#### THE PROBLEM:
Reproduce the listing exactly and skip over any pictures.

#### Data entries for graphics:
========================================================================
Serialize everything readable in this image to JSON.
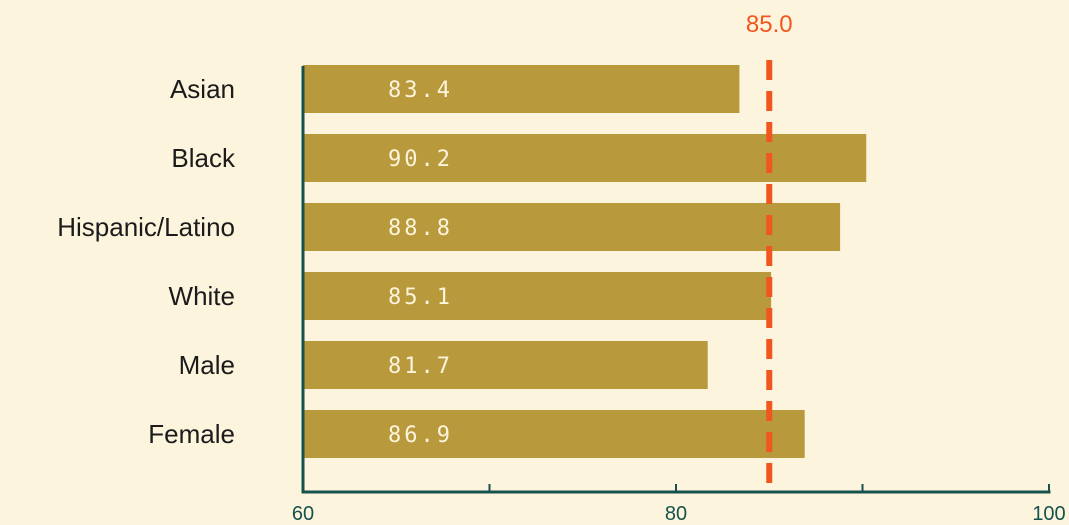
{
  "chart_data": {
    "type": "bar",
    "orientation": "horizontal",
    "categories": [
      "Asian",
      "Black",
      "Hispanic/Latino",
      "White",
      "Male",
      "Female"
    ],
    "values": [
      83.4,
      90.2,
      88.8,
      85.1,
      81.7,
      86.9
    ],
    "value_labels": [
      "83.4",
      "90.2",
      "88.8",
      "85.1",
      "81.7",
      "86.9"
    ],
    "xlim": [
      60,
      100
    ],
    "x_ticks": [
      60,
      70,
      80,
      90,
      100
    ],
    "x_tick_labels": [
      "60",
      "",
      "80",
      "",
      "100"
    ],
    "reference_line": {
      "value": 85.0,
      "label": "85.0",
      "style": "dashed"
    },
    "title": "",
    "xlabel": "",
    "ylabel": "",
    "grid": false,
    "legend": "none"
  },
  "colors": {
    "background": "#fdf4dd",
    "bar": "#b8993b",
    "value_text": "#fdf4dd",
    "axis": "#15514d",
    "reference_line": "#f0571e",
    "category_text": "#1b1b1b"
  }
}
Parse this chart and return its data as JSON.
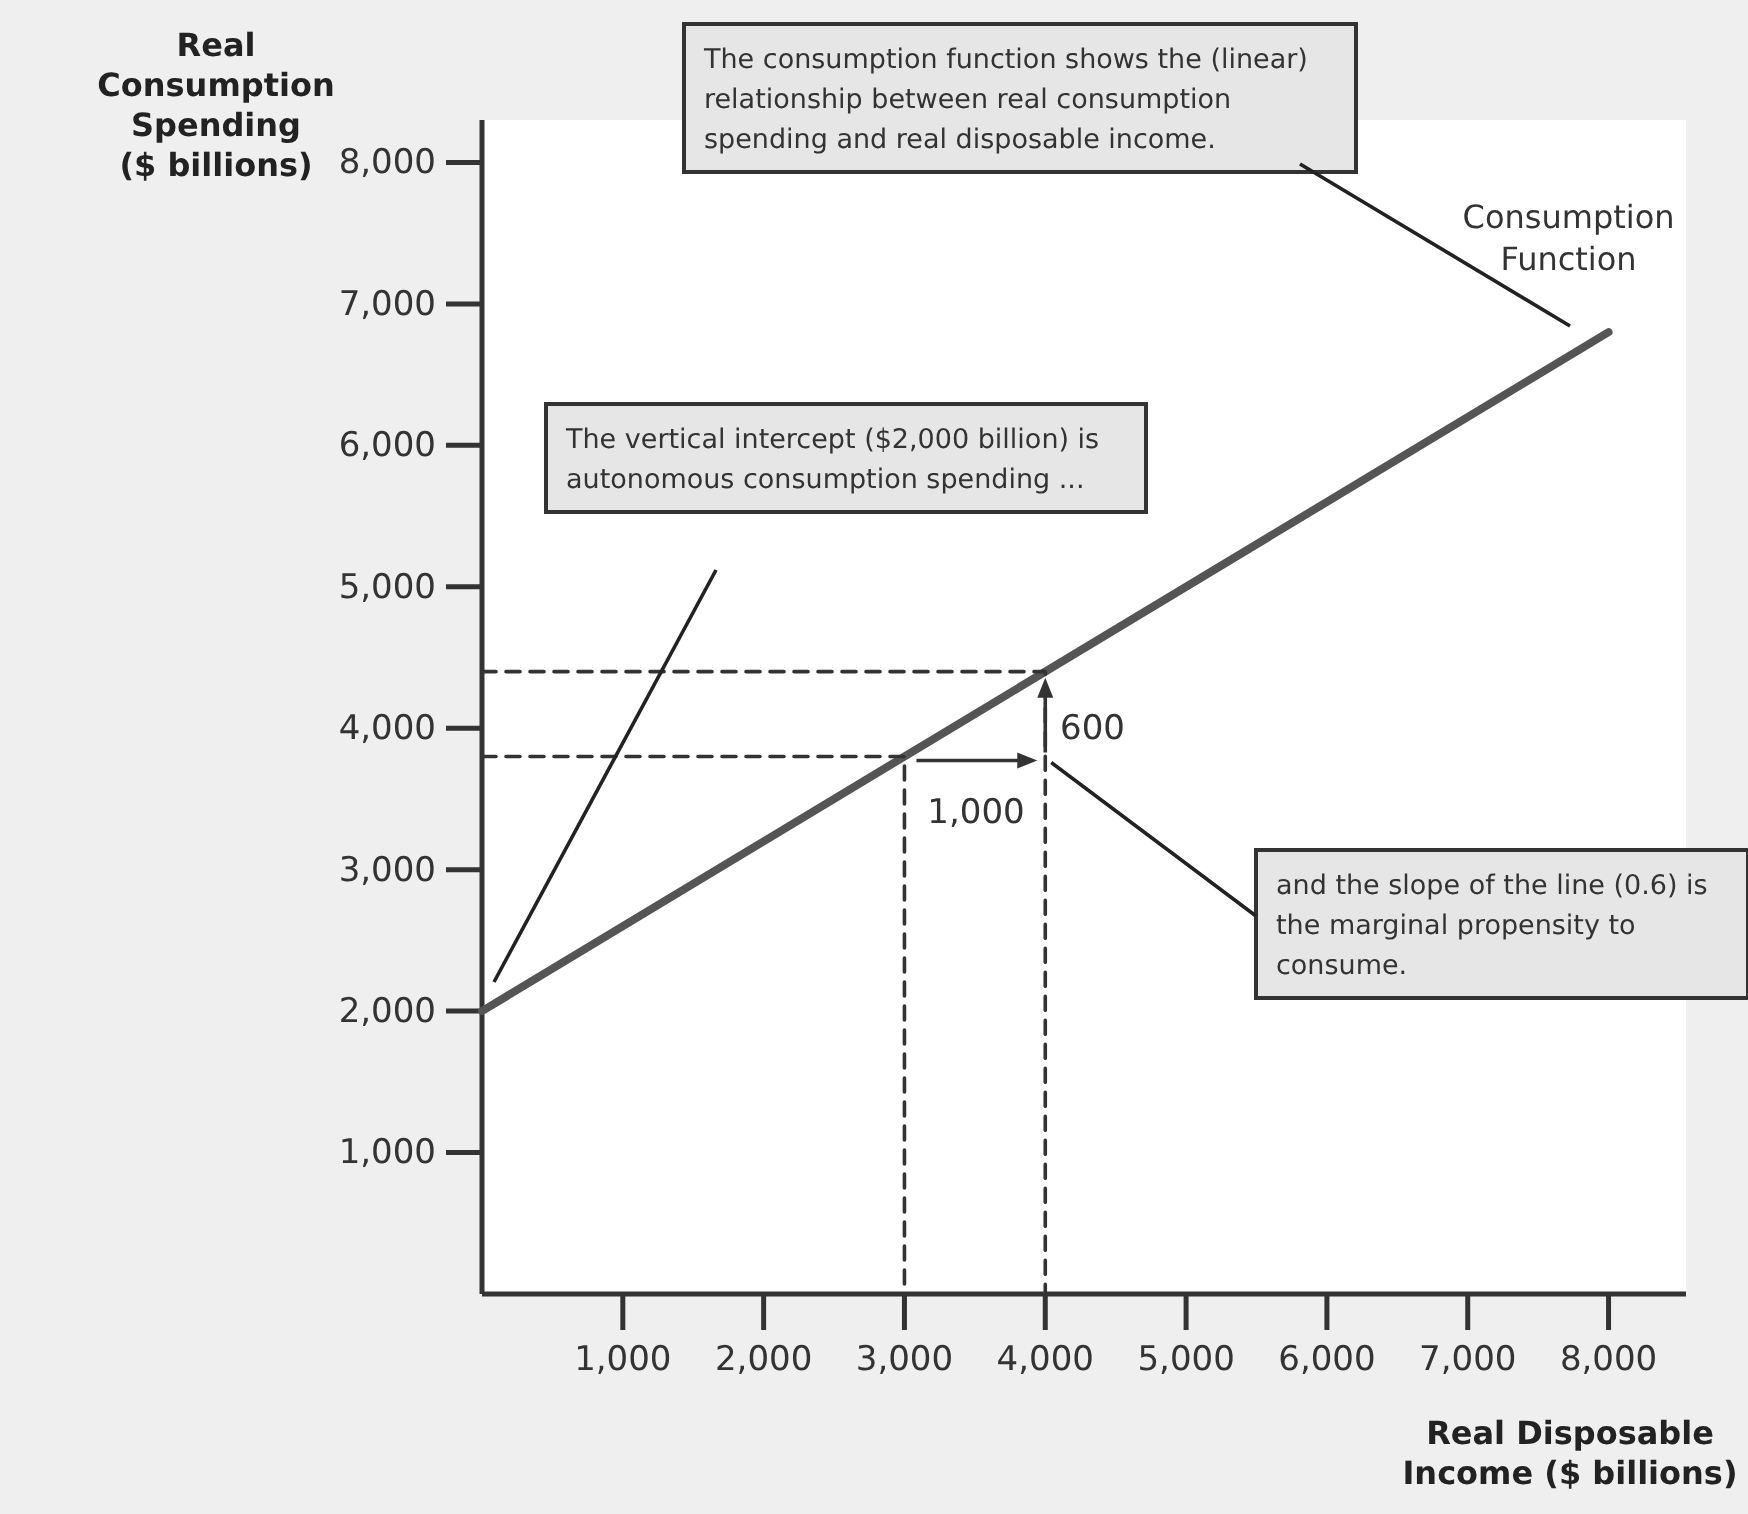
{
  "chart_data": {
    "type": "line",
    "xlabel": "Real Disposable Income ($ billions)",
    "ylabel": "Real Consumption Spending ($ billions)",
    "x": [
      0,
      8000
    ],
    "xlim": [
      0,
      8550
    ],
    "xticks": [
      {
        "value": 1000,
        "label": "1,000"
      },
      {
        "value": 2000,
        "label": "2,000"
      },
      {
        "value": 3000,
        "label": "3,000"
      },
      {
        "value": 4000,
        "label": "4,000"
      },
      {
        "value": 5000,
        "label": "5,000"
      },
      {
        "value": 6000,
        "label": "6,000"
      },
      {
        "value": 7000,
        "label": "7,000"
      },
      {
        "value": 8000,
        "label": "8,000"
      }
    ],
    "ylim": [
      0,
      8300
    ],
    "yticks": [
      {
        "value": 1000,
        "label": "1,000"
      },
      {
        "value": 2000,
        "label": "2,000"
      },
      {
        "value": 3000,
        "label": "3,000"
      },
      {
        "value": 4000,
        "label": "4,000"
      },
      {
        "value": 5000,
        "label": "5,000"
      },
      {
        "value": 6000,
        "label": "6,000"
      },
      {
        "value": 7000,
        "label": "7,000"
      },
      {
        "value": 8000,
        "label": "8,000"
      }
    ],
    "grid": false,
    "series": [
      {
        "name": "Consumption Function",
        "color": "#555555",
        "values": [
          2000,
          6800
        ]
      },
      {
        "color": "#333333",
        "x": [
          0,
          3000,
          3000
        ],
        "values": [
          3800,
          3800,
          0
        ],
        "line_style": "dashed"
      },
      {
        "color": "#333333",
        "x": [
          0,
          4000,
          4000
        ],
        "values": [
          4400,
          4400,
          0
        ],
        "line_style": "dashed"
      }
    ],
    "annotations": [
      "The consumption function shows the (linear) relationship between real consumption spending and real disposable income.",
      "The vertical intercept ($2,000 billion) is autonomous consumption spending ...",
      {
        "text": "and the slope of the line (0.6) is the marginal propensity to consume.",
        "x": 4000,
        "y": 3800
      },
      "1,000",
      "600"
    ]
  }
}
========================================================================
#### RESPONSE TO THIS EXERCISE:
Serialize everything readable in this image to JSON.
{
  "chart_data": {
    "type": "bar",
    "orientation": "horizontal",
    "categories": [
      "Asian",
      "Black",
      "Hispanic/Latino",
      "White",
      "Male",
      "Female"
    ],
    "values": [
      83.4,
      90.2,
      88.8,
      85.1,
      81.7,
      86.9
    ],
    "value_labels": [
      "83.4",
      "90.2",
      "88.8",
      "85.1",
      "81.7",
      "86.9"
    ],
    "xlim": [
      60,
      100
    ],
    "x_ticks": [
      60,
      70,
      80,
      90,
      100
    ],
    "x_tick_labels": [
      "60",
      "",
      "80",
      "",
      "100"
    ],
    "reference_line": {
      "value": 85.0,
      "label": "85.0",
      "style": "dashed"
    },
    "title": "",
    "xlabel": "",
    "ylabel": "",
    "grid": false,
    "legend": "none"
  },
  "colors": {
    "background": "#fdf4dd",
    "bar": "#b8993b",
    "value_text": "#fdf4dd",
    "axis": "#15514d",
    "reference_line": "#f0571e",
    "category_text": "#1b1b1b"
  }
}
Parse this chart and return its data as JSON.
{
  "chart_data": {
    "type": "line",
    "xlabel": "Real Disposable Income ($ billions)",
    "ylabel": "Real Consumption Spending ($ billions)",
    "x": [
      0,
      8000
    ],
    "xlim": [
      0,
      8550
    ],
    "xticks": [
      {
        "value": 1000,
        "label": "1,000"
      },
      {
        "value": 2000,
        "label": "2,000"
      },
      {
        "value": 3000,
        "label": "3,000"
      },
      {
        "value": 4000,
        "label": "4,000"
      },
      {
        "value": 5000,
        "label": "5,000"
      },
      {
        "value": 6000,
        "label": "6,000"
      },
      {
        "value": 7000,
        "label": "7,000"
      },
      {
        "value": 8000,
        "label": "8,000"
      }
    ],
    "ylim": [
      0,
      8300
    ],
    "yticks": [
      {
        "value": 1000,
        "label": "1,000"
      },
      {
        "value": 2000,
        "label": "2,000"
      },
      {
        "value": 3000,
        "label": "3,000"
      },
      {
        "value": 4000,
        "label": "4,000"
      },
      {
        "value": 5000,
        "label": "5,000"
      },
      {
        "value": 6000,
        "label": "6,000"
      },
      {
        "value": 7000,
        "label": "7,000"
      },
      {
        "value": 8000,
        "label": "8,000"
      }
    ],
    "grid": false,
    "series": [
      {
        "name": "Consumption Function",
        "color": "#555555",
        "values": [
          2000,
          6800
        ]
      },
      {
        "color": "#333333",
        "x": [
          0,
          3000,
          3000
        ],
        "values": [
          3800,
          3800,
          0
        ],
        "line_style": "dashed"
      },
      {
        "color": "#333333",
        "x": [
          0,
          4000,
          4000
        ],
        "values": [
          4400,
          4400,
          0
        ],
        "line_style": "dashed"
      }
    ],
    "annotations": [
      "The consumption function shows the (linear) relationship between real consumption spending and real disposable income.",
      "The vertical intercept ($2,000 billion) is autonomous consumption spending ...",
      {
        "text": "and the slope of the line (0.6) is the marginal propensity to consume.",
        "x": 4000,
        "y": 3800
      },
      "1,000",
      "600"
    ]
  }
}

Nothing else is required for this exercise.